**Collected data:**
>>>>>
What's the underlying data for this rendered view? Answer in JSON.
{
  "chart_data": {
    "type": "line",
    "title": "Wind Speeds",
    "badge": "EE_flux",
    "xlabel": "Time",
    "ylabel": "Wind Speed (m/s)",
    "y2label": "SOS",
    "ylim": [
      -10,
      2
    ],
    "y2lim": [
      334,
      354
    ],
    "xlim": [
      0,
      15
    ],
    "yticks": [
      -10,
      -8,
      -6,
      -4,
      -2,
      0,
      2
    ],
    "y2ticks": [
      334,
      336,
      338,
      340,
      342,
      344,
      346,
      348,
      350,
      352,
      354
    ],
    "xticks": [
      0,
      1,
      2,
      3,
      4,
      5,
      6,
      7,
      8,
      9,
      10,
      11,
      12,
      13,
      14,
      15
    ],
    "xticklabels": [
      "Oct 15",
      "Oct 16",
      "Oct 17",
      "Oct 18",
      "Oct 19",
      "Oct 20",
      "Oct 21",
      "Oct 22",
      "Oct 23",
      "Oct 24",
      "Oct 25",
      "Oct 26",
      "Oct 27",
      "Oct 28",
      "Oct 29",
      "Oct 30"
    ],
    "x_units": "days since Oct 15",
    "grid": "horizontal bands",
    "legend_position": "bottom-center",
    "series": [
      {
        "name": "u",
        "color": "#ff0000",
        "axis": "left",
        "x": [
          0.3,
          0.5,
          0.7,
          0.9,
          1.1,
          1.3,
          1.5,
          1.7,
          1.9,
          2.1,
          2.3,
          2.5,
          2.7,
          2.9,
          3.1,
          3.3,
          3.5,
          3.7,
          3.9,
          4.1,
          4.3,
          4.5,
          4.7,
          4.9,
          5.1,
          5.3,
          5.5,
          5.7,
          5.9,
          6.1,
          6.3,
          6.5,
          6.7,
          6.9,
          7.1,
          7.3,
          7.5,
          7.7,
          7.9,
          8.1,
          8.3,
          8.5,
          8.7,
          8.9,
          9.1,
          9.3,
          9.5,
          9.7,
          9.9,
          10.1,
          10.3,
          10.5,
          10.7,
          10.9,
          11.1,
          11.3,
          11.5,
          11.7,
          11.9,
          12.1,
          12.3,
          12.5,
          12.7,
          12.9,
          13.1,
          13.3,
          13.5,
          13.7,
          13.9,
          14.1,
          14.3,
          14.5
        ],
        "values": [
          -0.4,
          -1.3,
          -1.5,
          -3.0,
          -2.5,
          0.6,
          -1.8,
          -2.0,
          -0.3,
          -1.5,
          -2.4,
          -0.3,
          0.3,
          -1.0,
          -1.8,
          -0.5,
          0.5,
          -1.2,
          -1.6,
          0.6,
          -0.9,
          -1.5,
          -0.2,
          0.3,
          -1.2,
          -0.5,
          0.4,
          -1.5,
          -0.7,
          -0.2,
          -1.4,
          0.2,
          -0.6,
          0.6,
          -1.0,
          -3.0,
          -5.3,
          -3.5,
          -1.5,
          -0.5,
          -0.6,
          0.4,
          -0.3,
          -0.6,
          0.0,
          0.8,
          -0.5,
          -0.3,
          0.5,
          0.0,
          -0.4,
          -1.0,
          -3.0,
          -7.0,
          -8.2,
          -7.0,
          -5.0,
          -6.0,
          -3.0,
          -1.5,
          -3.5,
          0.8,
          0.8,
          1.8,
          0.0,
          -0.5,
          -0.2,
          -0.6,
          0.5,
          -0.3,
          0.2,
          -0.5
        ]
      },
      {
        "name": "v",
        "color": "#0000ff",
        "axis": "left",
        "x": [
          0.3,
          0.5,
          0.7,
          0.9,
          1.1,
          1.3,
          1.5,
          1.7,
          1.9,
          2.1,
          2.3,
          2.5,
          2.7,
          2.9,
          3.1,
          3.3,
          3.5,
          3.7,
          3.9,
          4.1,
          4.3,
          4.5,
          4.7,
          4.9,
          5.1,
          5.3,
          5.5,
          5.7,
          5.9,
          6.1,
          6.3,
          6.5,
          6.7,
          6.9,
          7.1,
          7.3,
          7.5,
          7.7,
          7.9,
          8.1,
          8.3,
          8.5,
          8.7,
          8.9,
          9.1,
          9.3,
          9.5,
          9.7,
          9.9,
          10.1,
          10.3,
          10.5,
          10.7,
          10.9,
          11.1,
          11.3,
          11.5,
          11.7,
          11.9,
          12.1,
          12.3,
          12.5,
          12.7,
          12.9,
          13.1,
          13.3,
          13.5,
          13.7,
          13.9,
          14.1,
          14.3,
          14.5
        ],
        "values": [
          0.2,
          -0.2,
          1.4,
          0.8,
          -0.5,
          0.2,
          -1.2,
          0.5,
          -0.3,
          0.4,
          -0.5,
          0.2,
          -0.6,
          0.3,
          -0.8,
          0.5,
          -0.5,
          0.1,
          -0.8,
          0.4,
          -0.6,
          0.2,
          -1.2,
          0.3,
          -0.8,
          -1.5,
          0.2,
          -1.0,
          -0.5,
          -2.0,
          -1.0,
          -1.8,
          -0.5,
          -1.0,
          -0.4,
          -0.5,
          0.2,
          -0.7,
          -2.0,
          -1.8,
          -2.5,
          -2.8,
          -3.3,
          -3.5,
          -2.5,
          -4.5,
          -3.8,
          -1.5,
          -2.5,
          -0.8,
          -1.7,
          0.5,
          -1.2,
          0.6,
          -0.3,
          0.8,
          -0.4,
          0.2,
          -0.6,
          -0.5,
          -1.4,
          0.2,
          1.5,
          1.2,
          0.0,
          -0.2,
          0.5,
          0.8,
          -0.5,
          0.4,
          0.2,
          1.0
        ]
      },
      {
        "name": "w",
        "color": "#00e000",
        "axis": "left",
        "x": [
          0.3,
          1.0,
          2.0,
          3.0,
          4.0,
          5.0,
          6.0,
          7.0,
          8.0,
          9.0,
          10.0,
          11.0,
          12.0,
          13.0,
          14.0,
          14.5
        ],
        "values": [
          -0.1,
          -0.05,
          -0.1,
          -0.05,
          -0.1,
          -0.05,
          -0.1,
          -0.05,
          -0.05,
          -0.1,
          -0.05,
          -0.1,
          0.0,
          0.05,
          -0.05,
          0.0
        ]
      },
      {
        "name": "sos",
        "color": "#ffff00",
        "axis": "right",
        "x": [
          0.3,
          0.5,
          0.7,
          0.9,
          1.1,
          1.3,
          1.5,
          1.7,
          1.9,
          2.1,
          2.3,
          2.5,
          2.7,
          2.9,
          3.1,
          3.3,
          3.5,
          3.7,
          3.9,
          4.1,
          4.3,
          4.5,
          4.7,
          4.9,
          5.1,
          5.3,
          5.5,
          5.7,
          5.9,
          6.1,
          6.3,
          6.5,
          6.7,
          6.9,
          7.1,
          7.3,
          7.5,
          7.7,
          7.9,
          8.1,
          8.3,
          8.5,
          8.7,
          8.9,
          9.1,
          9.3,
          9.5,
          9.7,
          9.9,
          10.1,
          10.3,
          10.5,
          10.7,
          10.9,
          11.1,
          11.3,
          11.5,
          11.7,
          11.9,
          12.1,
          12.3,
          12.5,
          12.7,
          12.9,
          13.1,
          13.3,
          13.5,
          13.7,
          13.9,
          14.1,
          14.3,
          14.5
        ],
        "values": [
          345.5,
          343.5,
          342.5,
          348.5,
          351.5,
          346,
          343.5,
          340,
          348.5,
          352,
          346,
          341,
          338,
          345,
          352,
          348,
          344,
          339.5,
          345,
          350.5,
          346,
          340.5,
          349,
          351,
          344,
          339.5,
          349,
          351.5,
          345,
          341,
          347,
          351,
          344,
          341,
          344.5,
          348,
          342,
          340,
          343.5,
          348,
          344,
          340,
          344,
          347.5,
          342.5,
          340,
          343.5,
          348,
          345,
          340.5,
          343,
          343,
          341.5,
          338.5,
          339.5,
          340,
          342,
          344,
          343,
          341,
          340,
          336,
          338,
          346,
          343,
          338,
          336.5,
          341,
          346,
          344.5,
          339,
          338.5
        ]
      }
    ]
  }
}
<<<<<
**Set exercise:** Pick out lines containing the word "color", each one as written.

**Solution for this exercise:**
        "color": "#ff0000",
        "color": "#0000ff",
        "color": "#00e000",
        "color": "#ffff00",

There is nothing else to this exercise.